EXERCISE INPUTS |
+ + + + +
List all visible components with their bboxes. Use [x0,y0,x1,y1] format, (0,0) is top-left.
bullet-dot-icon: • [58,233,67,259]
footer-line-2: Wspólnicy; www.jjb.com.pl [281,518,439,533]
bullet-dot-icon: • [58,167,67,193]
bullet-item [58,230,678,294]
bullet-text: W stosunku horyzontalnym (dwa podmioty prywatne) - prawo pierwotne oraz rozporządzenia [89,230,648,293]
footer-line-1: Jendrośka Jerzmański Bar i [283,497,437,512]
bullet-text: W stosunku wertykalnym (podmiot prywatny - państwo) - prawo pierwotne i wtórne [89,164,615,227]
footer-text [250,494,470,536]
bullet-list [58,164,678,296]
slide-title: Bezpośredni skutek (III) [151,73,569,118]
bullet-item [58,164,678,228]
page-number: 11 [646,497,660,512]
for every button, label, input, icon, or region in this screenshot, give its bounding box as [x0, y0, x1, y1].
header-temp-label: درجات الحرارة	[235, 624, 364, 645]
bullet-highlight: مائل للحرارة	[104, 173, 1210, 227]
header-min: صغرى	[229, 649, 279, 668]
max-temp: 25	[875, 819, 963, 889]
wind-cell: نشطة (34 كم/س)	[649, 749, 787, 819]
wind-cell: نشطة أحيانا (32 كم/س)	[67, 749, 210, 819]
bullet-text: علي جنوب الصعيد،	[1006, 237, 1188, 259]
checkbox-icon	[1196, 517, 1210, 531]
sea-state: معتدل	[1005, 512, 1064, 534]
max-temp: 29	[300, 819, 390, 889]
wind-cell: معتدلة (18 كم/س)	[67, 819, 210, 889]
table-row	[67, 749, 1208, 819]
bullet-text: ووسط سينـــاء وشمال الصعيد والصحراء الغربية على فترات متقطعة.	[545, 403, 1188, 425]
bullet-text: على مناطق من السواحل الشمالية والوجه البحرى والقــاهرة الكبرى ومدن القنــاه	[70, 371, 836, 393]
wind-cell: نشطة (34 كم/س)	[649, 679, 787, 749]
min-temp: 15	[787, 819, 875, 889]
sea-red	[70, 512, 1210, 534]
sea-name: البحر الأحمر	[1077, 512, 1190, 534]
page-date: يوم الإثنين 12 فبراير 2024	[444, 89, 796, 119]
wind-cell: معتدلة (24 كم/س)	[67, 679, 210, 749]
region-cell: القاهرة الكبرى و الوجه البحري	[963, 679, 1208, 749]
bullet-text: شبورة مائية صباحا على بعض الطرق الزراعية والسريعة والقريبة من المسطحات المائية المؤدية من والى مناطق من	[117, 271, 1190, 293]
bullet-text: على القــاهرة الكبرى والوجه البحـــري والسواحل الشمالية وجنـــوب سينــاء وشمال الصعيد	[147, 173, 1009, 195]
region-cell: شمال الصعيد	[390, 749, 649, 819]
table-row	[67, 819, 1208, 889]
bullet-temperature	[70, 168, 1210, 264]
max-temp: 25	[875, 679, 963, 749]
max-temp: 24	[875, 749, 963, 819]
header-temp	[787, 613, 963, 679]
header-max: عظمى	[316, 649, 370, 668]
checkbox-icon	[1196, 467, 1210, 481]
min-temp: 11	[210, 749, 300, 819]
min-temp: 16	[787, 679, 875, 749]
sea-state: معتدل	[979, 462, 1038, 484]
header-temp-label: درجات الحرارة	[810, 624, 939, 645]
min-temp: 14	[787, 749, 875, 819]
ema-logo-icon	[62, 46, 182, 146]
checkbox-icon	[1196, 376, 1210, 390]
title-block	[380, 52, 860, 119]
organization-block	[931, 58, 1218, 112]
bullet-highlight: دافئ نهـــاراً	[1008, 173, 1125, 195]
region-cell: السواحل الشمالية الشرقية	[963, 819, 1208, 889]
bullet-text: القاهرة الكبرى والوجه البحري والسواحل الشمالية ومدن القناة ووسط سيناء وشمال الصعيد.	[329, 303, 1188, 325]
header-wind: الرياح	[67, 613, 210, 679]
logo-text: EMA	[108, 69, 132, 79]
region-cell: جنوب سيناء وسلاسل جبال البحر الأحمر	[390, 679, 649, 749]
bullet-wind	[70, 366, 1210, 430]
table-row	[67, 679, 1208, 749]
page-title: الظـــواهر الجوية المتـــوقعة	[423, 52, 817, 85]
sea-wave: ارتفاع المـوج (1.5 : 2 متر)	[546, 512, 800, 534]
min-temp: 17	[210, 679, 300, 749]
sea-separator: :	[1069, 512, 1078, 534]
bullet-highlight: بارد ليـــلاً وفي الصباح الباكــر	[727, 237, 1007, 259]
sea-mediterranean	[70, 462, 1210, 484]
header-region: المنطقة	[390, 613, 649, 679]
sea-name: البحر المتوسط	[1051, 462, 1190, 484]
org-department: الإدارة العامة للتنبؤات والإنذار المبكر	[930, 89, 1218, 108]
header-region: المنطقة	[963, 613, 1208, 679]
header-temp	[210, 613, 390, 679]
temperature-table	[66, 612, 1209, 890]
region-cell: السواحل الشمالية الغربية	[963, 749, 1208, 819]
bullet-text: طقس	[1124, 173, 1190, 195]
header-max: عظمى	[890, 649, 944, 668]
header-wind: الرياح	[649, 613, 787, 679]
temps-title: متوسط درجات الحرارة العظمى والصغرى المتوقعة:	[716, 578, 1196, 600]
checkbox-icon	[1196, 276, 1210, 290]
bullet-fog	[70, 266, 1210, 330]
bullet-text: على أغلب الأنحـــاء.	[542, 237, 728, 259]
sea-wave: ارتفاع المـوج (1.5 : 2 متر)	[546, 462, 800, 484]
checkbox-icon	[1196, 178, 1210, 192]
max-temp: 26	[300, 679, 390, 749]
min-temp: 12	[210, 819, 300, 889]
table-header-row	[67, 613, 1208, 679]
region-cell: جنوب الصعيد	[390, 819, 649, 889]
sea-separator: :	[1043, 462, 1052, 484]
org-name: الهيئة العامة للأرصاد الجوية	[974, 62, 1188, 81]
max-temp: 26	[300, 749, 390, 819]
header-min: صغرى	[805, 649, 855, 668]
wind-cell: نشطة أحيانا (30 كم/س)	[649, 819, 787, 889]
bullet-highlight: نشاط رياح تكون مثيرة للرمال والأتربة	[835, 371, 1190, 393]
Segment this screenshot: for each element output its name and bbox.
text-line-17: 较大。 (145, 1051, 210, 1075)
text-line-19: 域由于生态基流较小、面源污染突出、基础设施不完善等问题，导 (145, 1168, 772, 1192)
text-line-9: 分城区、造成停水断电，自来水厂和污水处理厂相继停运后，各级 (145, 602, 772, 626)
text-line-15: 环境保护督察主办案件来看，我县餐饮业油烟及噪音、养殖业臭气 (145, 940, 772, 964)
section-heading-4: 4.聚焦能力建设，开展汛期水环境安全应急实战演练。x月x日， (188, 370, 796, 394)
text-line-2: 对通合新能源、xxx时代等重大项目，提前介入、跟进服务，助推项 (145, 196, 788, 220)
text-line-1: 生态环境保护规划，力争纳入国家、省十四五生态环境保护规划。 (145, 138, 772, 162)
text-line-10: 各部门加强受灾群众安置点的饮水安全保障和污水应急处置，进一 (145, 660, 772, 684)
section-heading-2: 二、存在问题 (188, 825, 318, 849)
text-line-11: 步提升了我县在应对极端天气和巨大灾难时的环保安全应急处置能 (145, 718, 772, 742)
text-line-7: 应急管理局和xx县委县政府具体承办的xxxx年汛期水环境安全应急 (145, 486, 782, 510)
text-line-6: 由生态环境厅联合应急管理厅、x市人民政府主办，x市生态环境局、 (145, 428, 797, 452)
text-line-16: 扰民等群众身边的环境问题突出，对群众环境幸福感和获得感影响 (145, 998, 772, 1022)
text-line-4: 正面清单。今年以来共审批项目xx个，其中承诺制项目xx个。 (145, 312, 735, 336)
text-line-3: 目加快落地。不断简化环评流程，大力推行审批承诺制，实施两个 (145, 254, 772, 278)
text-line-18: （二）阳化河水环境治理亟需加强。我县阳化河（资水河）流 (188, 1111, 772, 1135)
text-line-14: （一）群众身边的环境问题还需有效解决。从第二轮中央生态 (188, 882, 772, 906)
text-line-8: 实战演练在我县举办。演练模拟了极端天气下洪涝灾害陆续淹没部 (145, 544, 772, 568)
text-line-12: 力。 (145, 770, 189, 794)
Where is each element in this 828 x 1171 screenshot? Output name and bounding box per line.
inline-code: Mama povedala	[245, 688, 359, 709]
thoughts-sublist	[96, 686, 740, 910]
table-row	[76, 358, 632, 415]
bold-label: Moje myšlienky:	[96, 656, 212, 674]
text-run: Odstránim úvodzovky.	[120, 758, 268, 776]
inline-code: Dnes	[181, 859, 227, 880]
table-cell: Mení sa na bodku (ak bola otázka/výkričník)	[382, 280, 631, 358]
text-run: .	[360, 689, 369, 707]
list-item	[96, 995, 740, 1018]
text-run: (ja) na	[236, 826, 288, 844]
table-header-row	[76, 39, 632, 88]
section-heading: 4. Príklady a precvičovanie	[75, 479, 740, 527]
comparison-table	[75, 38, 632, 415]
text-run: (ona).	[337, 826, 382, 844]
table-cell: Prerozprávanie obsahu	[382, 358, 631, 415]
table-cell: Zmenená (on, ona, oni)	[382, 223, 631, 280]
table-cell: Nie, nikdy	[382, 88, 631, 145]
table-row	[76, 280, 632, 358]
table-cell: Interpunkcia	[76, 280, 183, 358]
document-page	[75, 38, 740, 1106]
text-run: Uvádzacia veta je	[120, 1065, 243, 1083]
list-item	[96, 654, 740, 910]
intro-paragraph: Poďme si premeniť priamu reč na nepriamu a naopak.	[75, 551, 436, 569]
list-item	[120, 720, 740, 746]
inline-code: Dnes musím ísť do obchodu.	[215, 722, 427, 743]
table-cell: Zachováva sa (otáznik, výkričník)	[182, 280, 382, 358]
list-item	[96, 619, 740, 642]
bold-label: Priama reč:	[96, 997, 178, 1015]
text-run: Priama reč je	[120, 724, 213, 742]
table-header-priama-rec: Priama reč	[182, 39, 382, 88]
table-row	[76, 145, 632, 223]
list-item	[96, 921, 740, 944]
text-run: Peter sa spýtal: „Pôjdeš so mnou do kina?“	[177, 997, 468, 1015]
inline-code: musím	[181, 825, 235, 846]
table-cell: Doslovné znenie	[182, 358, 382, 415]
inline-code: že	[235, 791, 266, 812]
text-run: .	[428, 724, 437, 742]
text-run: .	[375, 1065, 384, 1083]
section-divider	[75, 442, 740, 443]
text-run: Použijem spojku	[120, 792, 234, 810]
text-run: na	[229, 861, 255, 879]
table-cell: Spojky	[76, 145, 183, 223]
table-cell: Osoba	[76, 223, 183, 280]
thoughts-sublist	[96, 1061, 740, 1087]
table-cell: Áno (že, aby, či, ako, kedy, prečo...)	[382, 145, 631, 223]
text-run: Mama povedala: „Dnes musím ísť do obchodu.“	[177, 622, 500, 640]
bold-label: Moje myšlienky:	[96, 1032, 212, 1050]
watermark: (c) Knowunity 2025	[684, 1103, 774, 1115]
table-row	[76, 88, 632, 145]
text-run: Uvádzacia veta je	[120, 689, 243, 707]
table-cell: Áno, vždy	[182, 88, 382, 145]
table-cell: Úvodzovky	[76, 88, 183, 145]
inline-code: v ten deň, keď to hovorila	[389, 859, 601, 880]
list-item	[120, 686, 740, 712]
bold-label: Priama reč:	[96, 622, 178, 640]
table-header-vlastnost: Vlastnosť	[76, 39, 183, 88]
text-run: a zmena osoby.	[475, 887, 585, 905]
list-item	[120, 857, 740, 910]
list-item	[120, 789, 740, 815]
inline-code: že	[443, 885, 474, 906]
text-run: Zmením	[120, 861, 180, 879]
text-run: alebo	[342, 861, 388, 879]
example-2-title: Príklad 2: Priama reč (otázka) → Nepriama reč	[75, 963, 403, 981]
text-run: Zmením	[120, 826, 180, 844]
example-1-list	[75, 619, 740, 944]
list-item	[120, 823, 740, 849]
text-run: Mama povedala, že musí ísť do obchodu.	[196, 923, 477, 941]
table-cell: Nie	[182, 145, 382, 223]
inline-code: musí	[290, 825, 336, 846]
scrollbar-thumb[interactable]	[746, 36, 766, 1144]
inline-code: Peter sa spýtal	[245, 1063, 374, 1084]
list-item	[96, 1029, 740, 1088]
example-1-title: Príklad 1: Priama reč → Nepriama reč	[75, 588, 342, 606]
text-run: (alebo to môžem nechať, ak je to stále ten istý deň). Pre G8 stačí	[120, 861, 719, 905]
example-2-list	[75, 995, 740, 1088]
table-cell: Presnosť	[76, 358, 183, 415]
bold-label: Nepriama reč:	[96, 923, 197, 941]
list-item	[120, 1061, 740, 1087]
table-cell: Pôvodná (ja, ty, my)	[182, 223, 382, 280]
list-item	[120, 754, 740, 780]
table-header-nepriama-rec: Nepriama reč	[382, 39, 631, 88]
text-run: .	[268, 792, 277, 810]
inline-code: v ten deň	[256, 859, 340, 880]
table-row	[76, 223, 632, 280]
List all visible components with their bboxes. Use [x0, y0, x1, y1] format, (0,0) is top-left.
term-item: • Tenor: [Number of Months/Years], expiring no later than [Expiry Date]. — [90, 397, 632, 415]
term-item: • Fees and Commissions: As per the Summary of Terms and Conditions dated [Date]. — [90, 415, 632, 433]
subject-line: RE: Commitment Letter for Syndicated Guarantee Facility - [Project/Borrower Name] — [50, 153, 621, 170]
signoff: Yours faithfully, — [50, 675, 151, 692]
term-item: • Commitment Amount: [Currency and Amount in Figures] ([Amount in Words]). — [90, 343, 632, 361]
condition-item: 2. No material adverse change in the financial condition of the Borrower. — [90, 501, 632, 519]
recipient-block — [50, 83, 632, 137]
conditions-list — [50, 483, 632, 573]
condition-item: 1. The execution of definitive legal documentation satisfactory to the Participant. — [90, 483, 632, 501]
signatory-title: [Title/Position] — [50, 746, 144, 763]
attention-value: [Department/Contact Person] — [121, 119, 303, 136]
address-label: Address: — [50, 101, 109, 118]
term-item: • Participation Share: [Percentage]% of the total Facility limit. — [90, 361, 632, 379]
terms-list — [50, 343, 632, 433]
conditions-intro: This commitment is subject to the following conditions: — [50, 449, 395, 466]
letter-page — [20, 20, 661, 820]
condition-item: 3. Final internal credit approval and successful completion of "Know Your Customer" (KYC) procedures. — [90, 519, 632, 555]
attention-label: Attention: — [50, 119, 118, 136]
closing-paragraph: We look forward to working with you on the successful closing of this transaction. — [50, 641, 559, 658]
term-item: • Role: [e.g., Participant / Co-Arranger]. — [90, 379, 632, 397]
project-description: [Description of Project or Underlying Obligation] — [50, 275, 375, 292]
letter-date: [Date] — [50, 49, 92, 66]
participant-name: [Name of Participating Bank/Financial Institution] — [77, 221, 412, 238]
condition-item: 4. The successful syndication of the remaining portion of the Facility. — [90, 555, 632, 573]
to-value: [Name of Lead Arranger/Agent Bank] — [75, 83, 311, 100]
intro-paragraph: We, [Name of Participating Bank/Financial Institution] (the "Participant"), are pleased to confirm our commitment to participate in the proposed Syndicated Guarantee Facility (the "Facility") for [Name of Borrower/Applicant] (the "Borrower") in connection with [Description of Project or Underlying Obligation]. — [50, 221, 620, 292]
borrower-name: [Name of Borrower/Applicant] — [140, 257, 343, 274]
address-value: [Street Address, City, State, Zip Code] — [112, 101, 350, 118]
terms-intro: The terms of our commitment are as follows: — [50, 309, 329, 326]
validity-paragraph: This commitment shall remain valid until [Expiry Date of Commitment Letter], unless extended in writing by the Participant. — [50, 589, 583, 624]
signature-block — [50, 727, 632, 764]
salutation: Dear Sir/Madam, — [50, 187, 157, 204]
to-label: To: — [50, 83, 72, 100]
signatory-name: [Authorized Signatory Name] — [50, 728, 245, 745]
+ + + + +
SET PROBLEM | Gather every line of the data above that contains the string "page" and copy each one in full. Matching is case-sensitive.

FINISHED TASK |
page-number: 11 [646,497,660,512]
page-date: يوم الإثنين 12 فبراير 2024	[444, 89, 796, 119]
page-title: الظـــواهر الجوية المتـــوقعة	[423, 52, 817, 85]
document-page	[75, 38, 740, 1106]
letter-page — [20, 20, 661, 820]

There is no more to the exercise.